Records from a dataset:
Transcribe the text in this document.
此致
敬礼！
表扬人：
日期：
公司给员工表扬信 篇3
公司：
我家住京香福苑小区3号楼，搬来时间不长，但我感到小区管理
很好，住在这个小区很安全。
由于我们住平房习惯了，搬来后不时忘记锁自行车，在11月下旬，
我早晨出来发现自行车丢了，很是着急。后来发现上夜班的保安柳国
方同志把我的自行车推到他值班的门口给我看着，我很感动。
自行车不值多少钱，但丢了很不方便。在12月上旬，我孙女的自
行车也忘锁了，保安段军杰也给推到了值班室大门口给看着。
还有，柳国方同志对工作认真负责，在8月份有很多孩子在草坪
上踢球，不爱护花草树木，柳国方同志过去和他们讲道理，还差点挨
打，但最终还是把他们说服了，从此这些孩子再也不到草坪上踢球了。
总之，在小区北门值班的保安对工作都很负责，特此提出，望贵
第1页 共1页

### Short problem
Quote the whole listing above, leaving nothing out.

### The reply
Transcribe the text in this document.
此致
敬礼！
表扬人：
日期：
公司给员工表扬信 篇3
公司：
我家住京香福苑小区3号楼，搬来时间不长，但我感到小区管理
很好，住在这个小区很安全。
由于我们住平房习惯了，搬来后不时忘记锁自行车，在11月下旬，
我早晨出来发现自行车丢了，很是着急。后来发现上夜班的保安柳国
方同志把我的自行车推到他值班的门口给我看着，我很感动。
自行车不值多少钱，但丢了很不方便。在12月上旬，我孙女的自
行车也忘锁了，保安段军杰也给推到了值班室大门口给看着。
还有，柳国方同志对工作认真负责，在8月份有很多孩子在草坪
上踢球，不爱护花草树木，柳国方同志过去和他们讲道理，还差点挨
打，但最终还是把他们说服了，从此这些孩子再也不到草坪上踢球了。
总之，在小区北门值班的保安对工作都很负责，特此提出，望贵
第1页 共1页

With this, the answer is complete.